What needs to be done: Please write out the material that follows, exactly as it stands.

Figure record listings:
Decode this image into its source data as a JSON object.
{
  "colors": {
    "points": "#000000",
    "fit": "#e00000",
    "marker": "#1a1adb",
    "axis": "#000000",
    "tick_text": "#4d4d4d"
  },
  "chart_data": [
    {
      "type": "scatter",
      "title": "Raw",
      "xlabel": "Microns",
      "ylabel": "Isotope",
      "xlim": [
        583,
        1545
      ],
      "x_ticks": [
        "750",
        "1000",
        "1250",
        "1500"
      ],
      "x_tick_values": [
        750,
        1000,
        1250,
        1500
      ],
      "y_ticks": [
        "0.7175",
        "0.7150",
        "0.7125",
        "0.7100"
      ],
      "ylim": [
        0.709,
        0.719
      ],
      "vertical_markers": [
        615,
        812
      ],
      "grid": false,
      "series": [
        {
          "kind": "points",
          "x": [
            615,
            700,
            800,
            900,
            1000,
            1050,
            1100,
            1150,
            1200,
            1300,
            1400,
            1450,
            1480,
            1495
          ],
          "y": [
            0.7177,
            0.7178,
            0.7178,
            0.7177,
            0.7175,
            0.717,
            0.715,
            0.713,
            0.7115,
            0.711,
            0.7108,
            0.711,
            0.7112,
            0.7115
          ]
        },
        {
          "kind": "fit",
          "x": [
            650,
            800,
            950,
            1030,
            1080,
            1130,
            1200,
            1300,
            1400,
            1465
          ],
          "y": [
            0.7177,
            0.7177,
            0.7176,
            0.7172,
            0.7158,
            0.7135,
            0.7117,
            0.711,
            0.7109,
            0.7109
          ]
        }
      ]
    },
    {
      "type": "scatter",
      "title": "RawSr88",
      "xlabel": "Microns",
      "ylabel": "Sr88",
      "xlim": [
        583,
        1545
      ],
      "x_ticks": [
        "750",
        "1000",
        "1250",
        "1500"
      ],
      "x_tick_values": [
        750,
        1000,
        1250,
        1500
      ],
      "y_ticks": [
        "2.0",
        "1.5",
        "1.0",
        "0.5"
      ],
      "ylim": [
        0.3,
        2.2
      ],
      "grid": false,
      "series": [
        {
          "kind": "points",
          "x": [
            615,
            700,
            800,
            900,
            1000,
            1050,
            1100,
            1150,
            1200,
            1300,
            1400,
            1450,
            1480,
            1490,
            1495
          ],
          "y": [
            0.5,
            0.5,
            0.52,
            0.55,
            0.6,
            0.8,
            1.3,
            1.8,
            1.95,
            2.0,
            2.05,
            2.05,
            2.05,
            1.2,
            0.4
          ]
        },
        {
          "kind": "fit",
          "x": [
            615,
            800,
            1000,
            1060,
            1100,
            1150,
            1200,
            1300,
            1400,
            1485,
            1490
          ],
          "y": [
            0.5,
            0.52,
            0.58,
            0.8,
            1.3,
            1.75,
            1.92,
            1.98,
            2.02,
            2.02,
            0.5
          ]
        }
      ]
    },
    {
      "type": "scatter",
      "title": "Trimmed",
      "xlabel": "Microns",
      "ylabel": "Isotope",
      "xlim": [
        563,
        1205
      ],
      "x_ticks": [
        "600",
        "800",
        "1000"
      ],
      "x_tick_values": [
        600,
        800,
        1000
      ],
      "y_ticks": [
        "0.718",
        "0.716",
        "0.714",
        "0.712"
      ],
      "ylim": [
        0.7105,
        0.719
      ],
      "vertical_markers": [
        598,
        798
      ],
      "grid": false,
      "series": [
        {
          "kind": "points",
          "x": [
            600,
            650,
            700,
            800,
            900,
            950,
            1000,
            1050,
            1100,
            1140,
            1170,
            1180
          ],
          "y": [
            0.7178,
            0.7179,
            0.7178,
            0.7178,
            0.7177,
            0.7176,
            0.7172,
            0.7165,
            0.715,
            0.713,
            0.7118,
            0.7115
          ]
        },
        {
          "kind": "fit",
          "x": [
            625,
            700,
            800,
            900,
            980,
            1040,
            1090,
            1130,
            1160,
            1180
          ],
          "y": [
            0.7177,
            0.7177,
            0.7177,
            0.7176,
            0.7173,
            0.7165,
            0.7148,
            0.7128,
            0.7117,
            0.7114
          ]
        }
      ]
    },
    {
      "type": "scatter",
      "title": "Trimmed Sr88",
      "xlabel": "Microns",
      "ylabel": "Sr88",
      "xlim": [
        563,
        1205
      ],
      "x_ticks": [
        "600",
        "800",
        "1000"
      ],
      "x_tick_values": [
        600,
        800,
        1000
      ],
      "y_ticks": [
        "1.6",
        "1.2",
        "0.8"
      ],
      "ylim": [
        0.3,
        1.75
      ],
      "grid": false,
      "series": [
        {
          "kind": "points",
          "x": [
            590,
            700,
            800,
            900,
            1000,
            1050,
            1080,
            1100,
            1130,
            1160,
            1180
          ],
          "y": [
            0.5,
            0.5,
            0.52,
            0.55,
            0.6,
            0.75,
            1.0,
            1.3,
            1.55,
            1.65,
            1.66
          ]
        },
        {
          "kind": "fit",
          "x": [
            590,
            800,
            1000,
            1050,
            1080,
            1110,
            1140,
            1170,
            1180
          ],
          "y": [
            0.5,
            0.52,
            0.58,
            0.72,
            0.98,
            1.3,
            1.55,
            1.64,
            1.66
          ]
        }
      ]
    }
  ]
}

Exercise solution:
Decode this image into its source data as a JSON object.
{
  "colors": {
    "points": "#000000",
    "fit": "#e00000",
    "marker": "#1a1adb",
    "axis": "#000000",
    "tick_text": "#4d4d4d"
  },
  "chart_data": [
    {
      "type": "scatter",
      "title": "Raw",
      "xlabel": "Microns",
      "ylabel": "Isotope",
      "xlim": [
        583,
        1545
      ],
      "x_ticks": [
        "750",
        "1000",
        "1250",
        "1500"
      ],
      "x_tick_values": [
        750,
        1000,
        1250,
        1500
      ],
      "y_ticks": [
        "0.7175",
        "0.7150",
        "0.7125",
        "0.7100"
      ],
      "ylim": [
        0.709,
        0.719
      ],
      "vertical_markers": [
        615,
        812
      ],
      "grid": false,
      "series": [
        {
          "kind": "points",
          "x": [
            615,
            700,
            800,
            900,
            1000,
            1050,
            1100,
            1150,
            1200,
            1300,
            1400,
            1450,
            1480,
            1495
          ],
          "y": [
            0.7177,
            0.7178,
            0.7178,
            0.7177,
            0.7175,
            0.717,
            0.715,
            0.713,
            0.7115,
            0.711,
            0.7108,
            0.711,
            0.7112,
            0.7115
          ]
        },
        {
          "kind": "fit",
          "x": [
            650,
            800,
            950,
            1030,
            1080,
            1130,
            1200,
            1300,
            1400,
            1465
          ],
          "y": [
            0.7177,
            0.7177,
            0.7176,
            0.7172,
            0.7158,
            0.7135,
            0.7117,
            0.711,
            0.7109,
            0.7109
          ]
        }
      ]
    },
    {
      "type": "scatter",
      "title": "RawSr88",
      "xlabel": "Microns",
      "ylabel": "Sr88",
      "xlim": [
        583,
        1545
      ],
      "x_ticks": [
        "750",
        "1000",
        "1250",
        "1500"
      ],
      "x_tick_values": [
        750,
        1000,
        1250,
        1500
      ],
      "y_ticks": [
        "2.0",
        "1.5",
        "1.0",
        "0.5"
      ],
      "ylim": [
        0.3,
        2.2
      ],
      "grid": false,
      "series": [
        {
          "kind": "points",
          "x": [
            615,
            700,
            800,
            900,
            1000,
            1050,
            1100,
            1150,
            1200,
            1300,
            1400,
            1450,
            1480,
            1490,
            1495
          ],
          "y": [
            0.5,
            0.5,
            0.52,
            0.55,
            0.6,
            0.8,
            1.3,
            1.8,
            1.95,
            2.0,
            2.05,
            2.05,
            2.05,
            1.2,
            0.4
          ]
        },
        {
          "kind": "fit",
          "x": [
            615,
            800,
            1000,
            1060,
            1100,
            1150,
            1200,
            1300,
            1400,
            1485,
            1490
          ],
          "y": [
            0.5,
            0.52,
            0.58,
            0.8,
            1.3,
            1.75,
            1.92,
            1.98,
            2.02,
            2.02,
            0.5
          ]
        }
      ]
    },
    {
      "type": "scatter",
      "title": "Trimmed",
      "xlabel": "Microns",
      "ylabel": "Isotope",
      "xlim": [
        563,
        1205
      ],
      "x_ticks": [
        "600",
        "800",
        "1000"
      ],
      "x_tick_values": [
        600,
        800,
        1000
      ],
      "y_ticks": [
        "0.718",
        "0.716",
        "0.714",
        "0.712"
      ],
      "ylim": [
        0.7105,
        0.719
      ],
      "vertical_markers": [
        598,
        798
      ],
      "grid": false,
      "series": [
        {
          "kind": "points",
          "x": [
            600,
            650,
            700,
            800,
            900,
            950,
            1000,
            1050,
            1100,
            1140,
            1170,
            1180
          ],
          "y": [
            0.7178,
            0.7179,
            0.7178,
            0.7178,
            0.7177,
            0.7176,
            0.7172,
            0.7165,
            0.715,
            0.713,
            0.7118,
            0.7115
          ]
        },
        {
          "kind": "fit",
          "x": [
            625,
            700,
            800,
            900,
            980,
            1040,
            1090,
            1130,
            1160,
            1180
          ],
          "y": [
            0.7177,
            0.7177,
            0.7177,
            0.7176,
            0.7173,
            0.7165,
            0.7148,
            0.7128,
            0.7117,
            0.7114
          ]
        }
      ]
    },
    {
      "type": "scatter",
      "title": "Trimmed Sr88",
      "xlabel": "Microns",
      "ylabel": "Sr88",
      "xlim": [
        563,
        1205
      ],
      "x_ticks": [
        "600",
        "800",
        "1000"
      ],
      "x_tick_values": [
        600,
        800,
        1000
      ],
      "y_ticks": [
        "1.6",
        "1.2",
        "0.8"
      ],
      "ylim": [
        0.3,
        1.75
      ],
      "grid": false,
      "series": [
        {
          "kind": "points",
          "x": [
            590,
            700,
            800,
            900,
            1000,
            1050,
            1080,
            1100,
            1130,
            1160,
            1180
          ],
          "y": [
            0.5,
            0.5,
            0.52,
            0.55,
            0.6,
            0.75,
            1.0,
            1.3,
            1.55,
            1.65,
            1.66
          ]
        },
        {
          "kind": "fit",
          "x": [
            590,
            800,
            1000,
            1050,
            1080,
            1110,
            1140,
            1170,
            1180
          ],
          "y": [
            0.5,
            0.52,
            0.58,
            0.72,
            0.98,
            1.3,
            1.55,
            1.64,
            1.66
          ]
        }
      ]
    }
  ]
}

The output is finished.